| The records |

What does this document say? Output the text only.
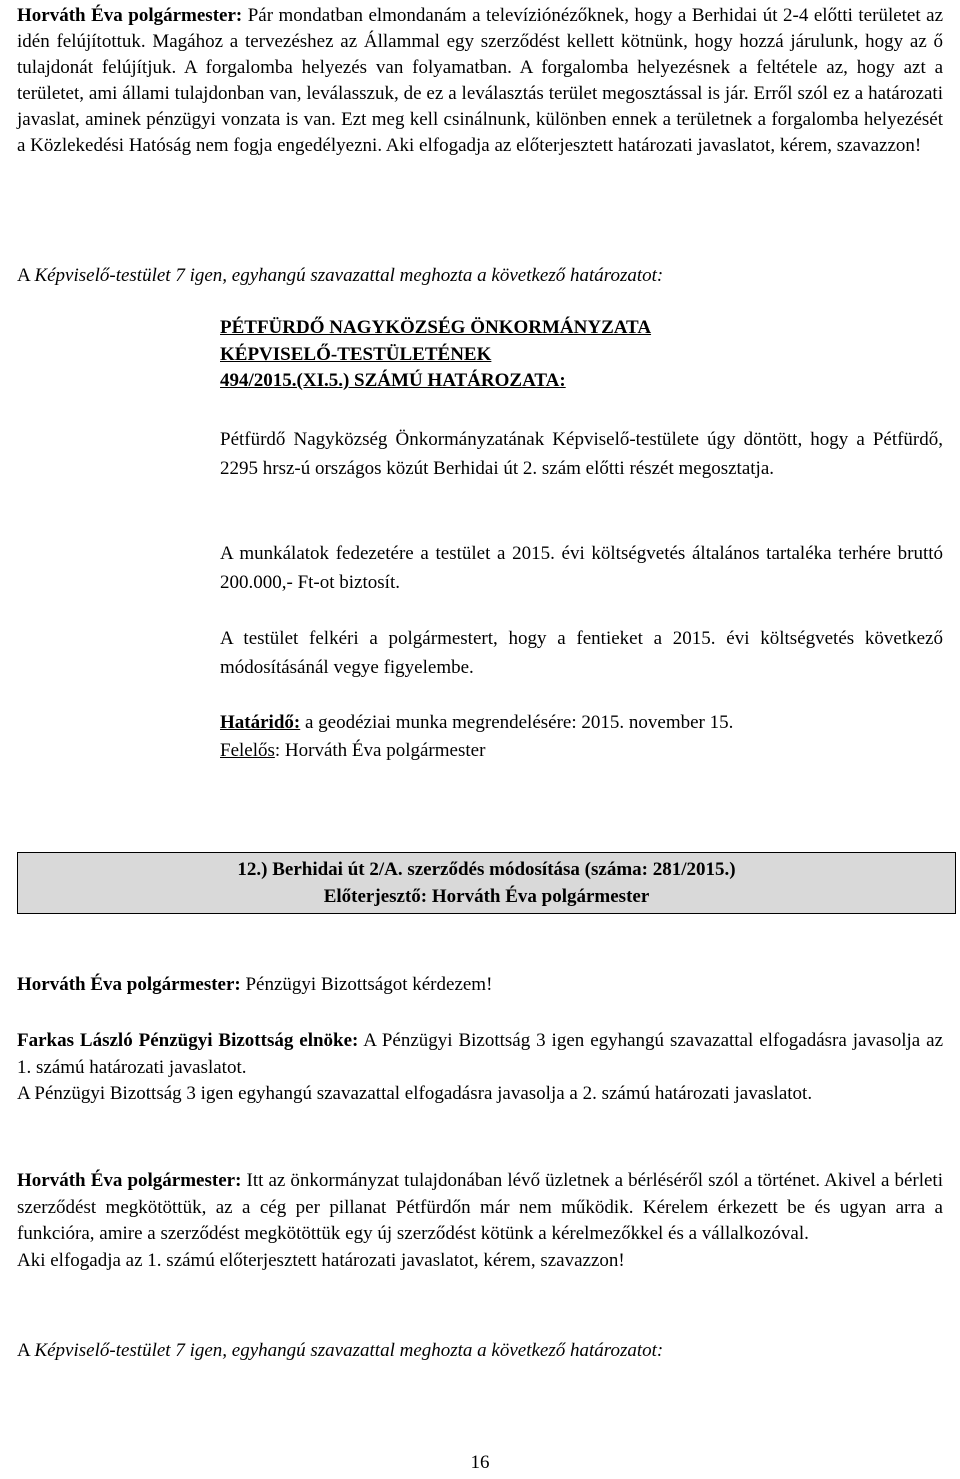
Horváth Éva polgármester: Pár mondatban elmondanám a televíziónézőknek, hogy a Berhidai út 2-4 előtti területet az idén felújítottuk. Magához a tervezéshez az Állammal egy szerződést kellett kötnünk, hogy hozzá járulunk, hogy az ő tulajdonát felújítjuk. A forgalomba helyezés van folyamatban. A forgalomba helyezésnek a feltétele az, hogy azt a területet, ami állami tulajdonban van, leválasszuk, de ez a leválasztás terület megosztással is jár. Erről szól ez a határozati javaslat, aminek pénzügyi vonzata is van. Ezt meg kell csinálnunk, különben ennek a területnek a forgalomba helyezését a Közlekedési Hatóság nem fogja engedélyezni. Aki elfogadja az előterjesztett határozati javaslatot, kérem, szavazzon!

A Képviselő-testület 7 igen, egyhangú szavazattal meghozta a következő határozatot:

PÉTFÜRDŐ NAGYKÖZSÉG ÖNKORMÁNYZATA
KÉPVISELŐ-TESTÜLETÉNEK
494/2015.(XI.5.) SZÁMÚ HATÁROZATA:

Pétfürdő Nagyközség Önkormányzatának Képviselő-testülete úgy döntött, hogy a Pétfürdő, 2295 hrsz-ú országos közút Berhidai út 2. szám előtti részét megosztatja.

A munkálatok fedezetére a testület a 2015. évi költségvetés általános tartaléka terhére bruttó 200.000,- Ft-ot biztosít.

A testület felkéri a polgármestert, hogy a fentieket a 2015. évi költségvetés következő módosításánál vegye figyelembe.

Határidő: a geodéziai munka megrendelésére: 2015. november 15.
Felelős: Horváth Éva polgármester

12.) Berhidai út 2/A. szerződés módosítása (száma: 281/2015.)
Előterjesztő: Horváth Éva polgármester

Horváth Éva polgármester: Pénzügyi Bizottságot kérdezem!

Farkas László Pénzügyi Bizottság elnöke: A Pénzügyi Bizottság 3 igen egyhangú szavazattal elfogadásra javasolja az 1. számú határozati javaslatot.
A Pénzügyi Bizottság 3 igen egyhangú szavazattal elfogadásra javasolja a 2. számú határozati javaslatot.

Horváth Éva polgármester: Itt az önkormányzat tulajdonában lévő üzletnek a bérléséről szól a történet. Akivel a bérleti szerződést megkötöttük, az a cég per pillanat Pétfürdőn már nem működik. Kérelem érkezett be és ugyan arra a funkcióra, amire a szerződést megkötöttük egy új szerződést kötünk a kérelmezőkkel és a vállalkozóval.
Aki elfogadja az 1. számú előterjesztett határozati javaslatot, kérem, szavazzon!

A Képviselő-testület 7 igen, egyhangú szavazattal meghozta a következő határozatot:

16
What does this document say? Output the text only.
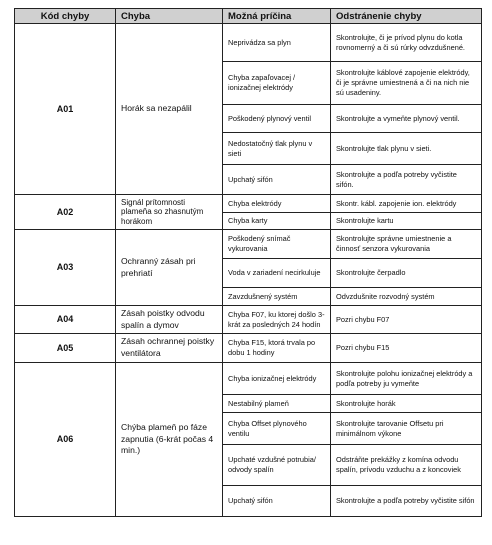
Kód chyby	Chyba	Možná príčina	Odstránenie chyby
A01	Horák sa nezapálil	Neprivádza sa plyn	Skontrolujte, či je prívod plynu do kotla rovnomerný a či sú rúrky odvzdušnené.
		Chyba zapaľovacej / ionizačnej elektródy	Skontrolujte káblové zapojenie elektródy, či je správne umiestnená a či na nich nie sú usadeniny.
		Poškodený plynový ventil	Skontrolujte a vymeňte plynový ventil.
		Nedostatočný tlak plynu v sieti	Skontrolujte tlak plynu v sieti.
		Upchatý sifón	Skontrolujte a podľa potreby vyčistite sifón.
A02	Signál prítomnosti plameňa so zhasnutým horákom	Chyba elektródy	Skontr. kábl. zapojenie ion. elektródy
		Chyba karty	Skontrolujte kartu
A03	Ochranný zásah pri prehriatí	Poškodený snímač vykurovania	Skontrolujte správne umiestnenie a činnosť senzora vykurovania
		Voda v zariadení necirkuluje	Skontrolujte čerpadlo
		Zavzdušnený systém	Odvzdušnite rozvodný systém
A04	Zásah poistky odvodu spalín a dymov	Chyba F07, ku ktorej došlo 3-krát za posledných 24 hodín	Pozri chybu F07
A05	Zásah ochrannej poistky ventilátora	Chyba F15, ktorá trvala po dobu 1 hodiny	Pozri chybu F15
A06	Chýba plameň po fáze zapnutia (6-krát počas 4 min.)	Chyba ionizačnej elektródy	Skontrolujte polohu ionizačnej elektródy a podľa potreby ju vymeňte
		Nestabilný plameň	Skontrolujte horák
		Chyba Offset plynového ventilu	Skontrolujte tarovanie Offsetu pri minimálnom výkone
		Upchaté vzdušné potrubia/ odvody spalín	Odstráňte prekážky z komína odvodu spalín, prívodu vzduchu a z koncoviek
		Upchatý sifón	Skontrolujte a podľa potreby vyčistite sifón
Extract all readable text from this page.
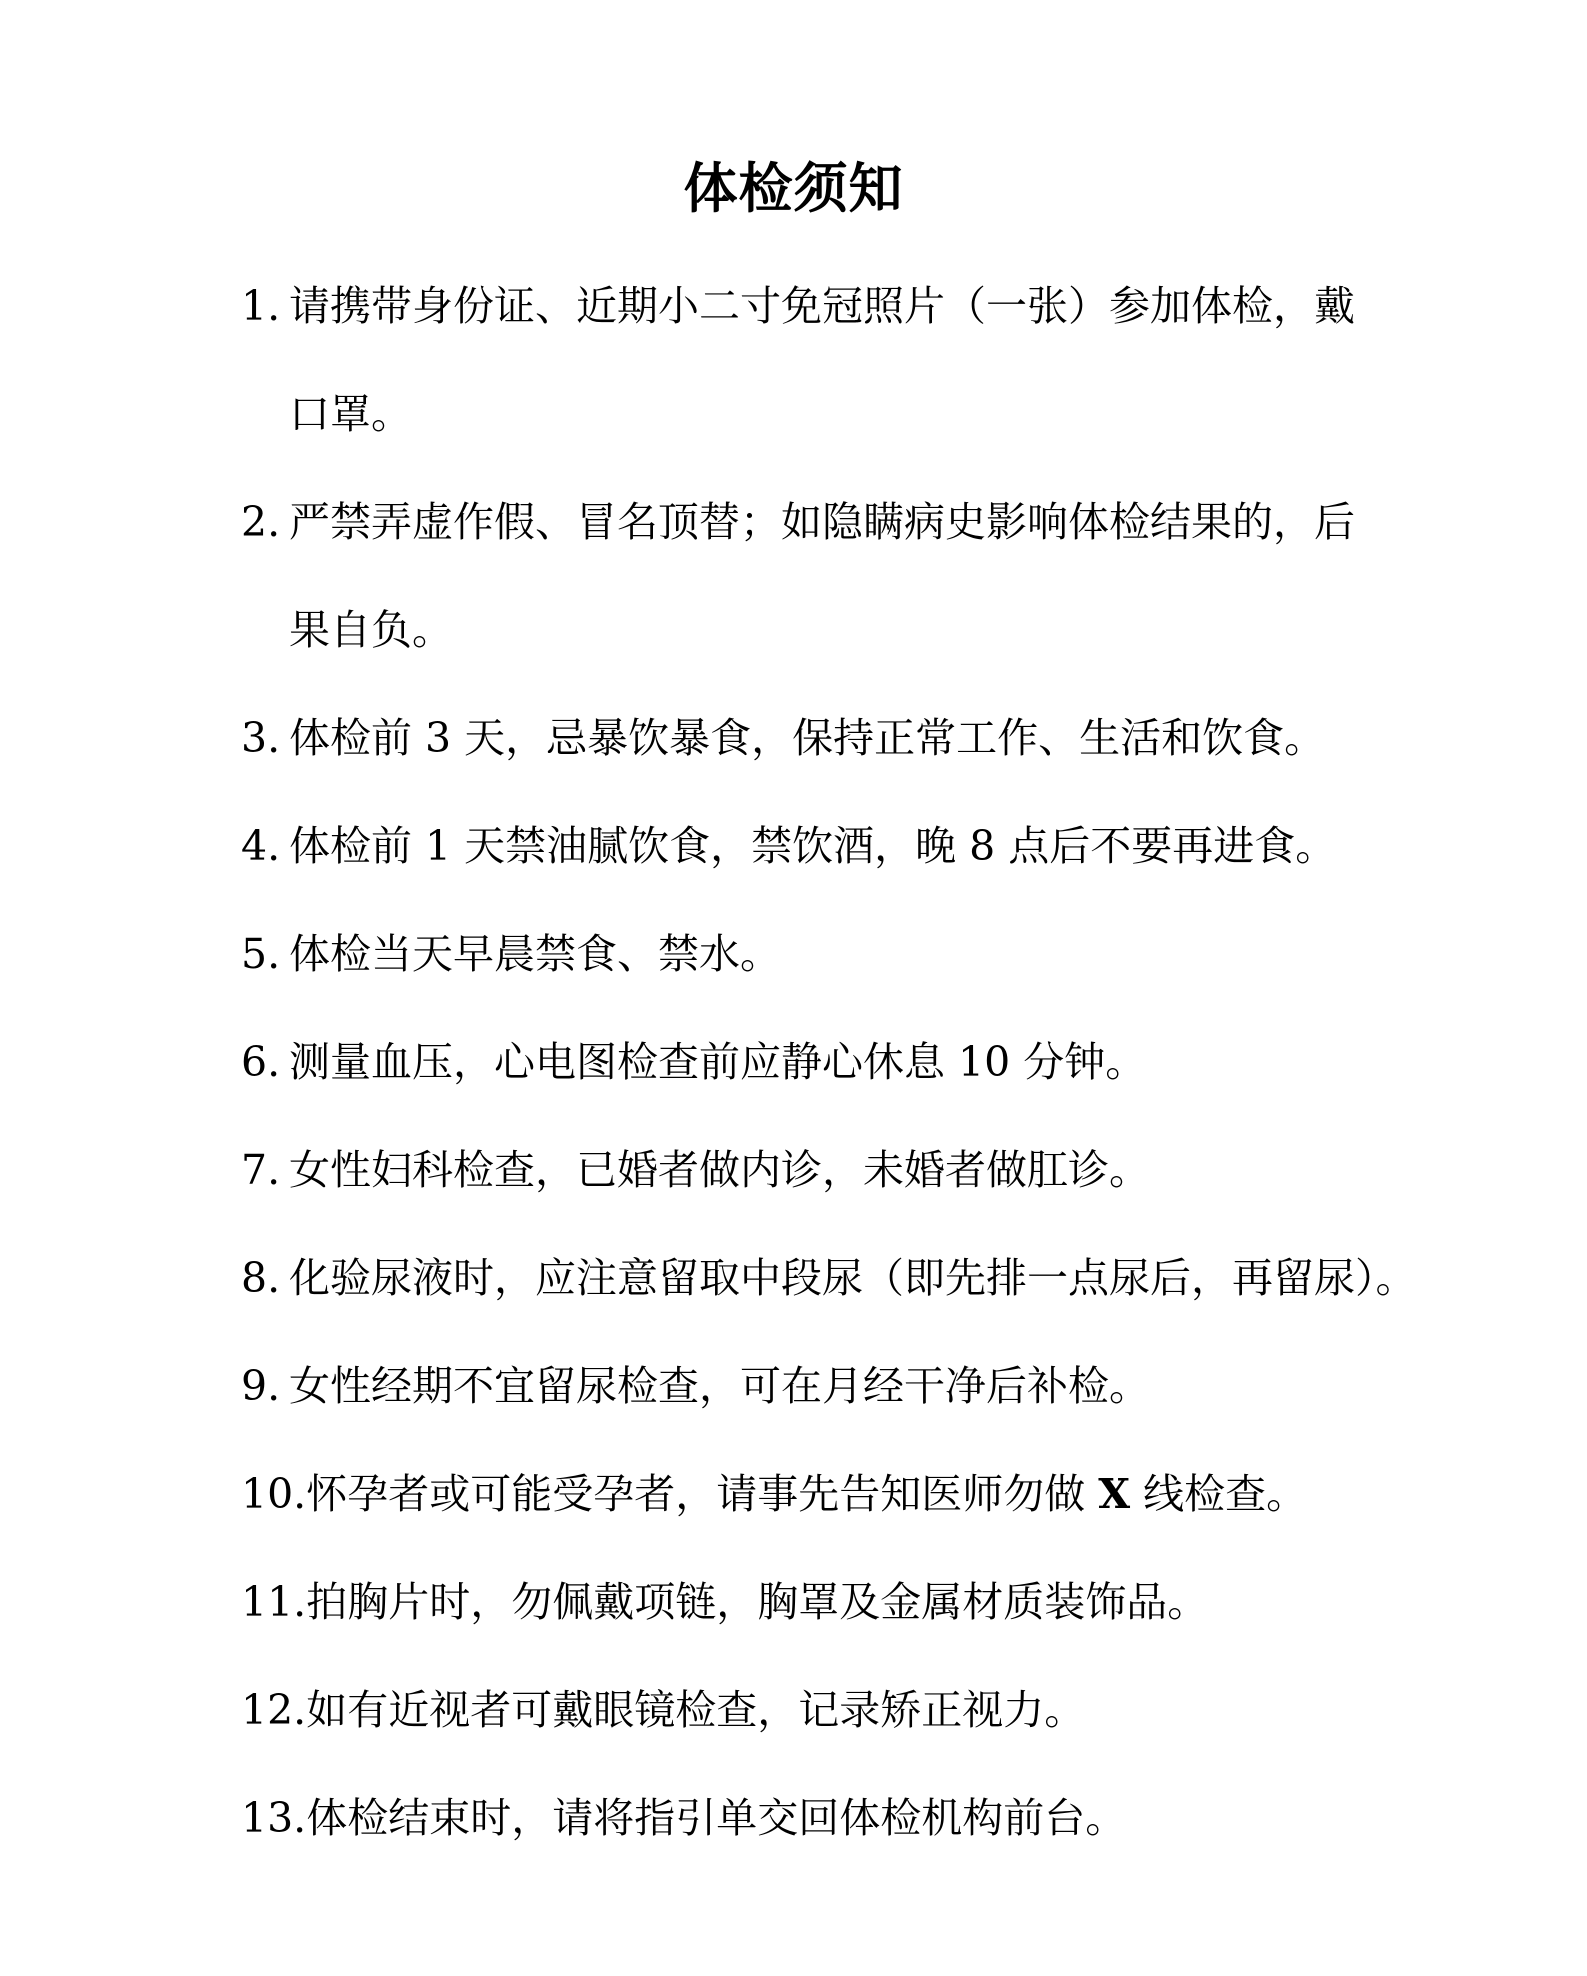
体检须知
1. 请携带身份证、近期小二寸免冠照片（一张）参加体检，戴
口罩。
2. 严禁弄虚作假、冒名顶替；如隐瞒病史影响体检结果的，后
果自负。
3. 体检前 3 天，忌暴饮暴食，保持正常工作、生活和饮食。
4. 体检前 1 天禁油腻饮食，禁饮酒，晚 8 点后不要再进食。
5. 体检当天早晨禁食、禁水。
6. 测量血压，心电图检查前应静心休息 10 分钟。
7. 女性妇科检查，已婚者做内诊，未婚者做肛诊。
8. 化验尿液时，应注意留取中段尿（即先排一点尿后，再留尿）。
9. 女性经期不宜留尿检查，可在月经干净后补检。
10.怀孕者或可能受孕者，请事先告知医师勿做 X 线检查。
11.拍胸片时，勿佩戴项链，胸罩及金属材质装饰品。
12.如有近视者可戴眼镜检查，记录矫正视力。
13.体检结束时，请将指引单交回体检机构前台。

| Description of the task |
Each line in the data that holds the string "Skontrolujte" should be found and copied.

| Written solution |
A01	Horák sa nezapálil	Neprivádza sa plyn	Skontrolujte, či je prívod plynu do kotla rovnomerný a či sú rúrky odvzdušnené.
		Chyba zapaľovacej / ionizačnej elektródy	Skontrolujte káblové zapojenie elektródy, či je správne umiestnená a či na nich nie sú usadeniny.
		Poškodený plynový ventil	Skontrolujte a vymeňte plynový ventil.
		Nedostatočný tlak plynu v sieti	Skontrolujte tlak plynu v sieti.
		Upchatý sifón	Skontrolujte a podľa potreby vyčistite sifón.
		Chyba karty	Skontrolujte kartu
A03	Ochranný zásah pri prehriatí	Poškodený snímač vykurovania	Skontrolujte správne umiestnenie a činnosť senzora vykurovania
		Voda v zariadení necirkuluje	Skontrolujte čerpadlo
A06	Chýba plameň po fáze zapnutia (6-krát počas 4 min.)	Chyba ionizačnej elektródy	Skontrolujte polohu ionizačnej elektródy a podľa potreby ju vymeňte
		Nestabilný plameň	Skontrolujte horák
		Chyba Offset plynového ventilu	Skontrolujte tarovanie Offsetu pri minimálnom výkone
		Upchatý sifón	Skontrolujte a podľa potreby vyčistite sifón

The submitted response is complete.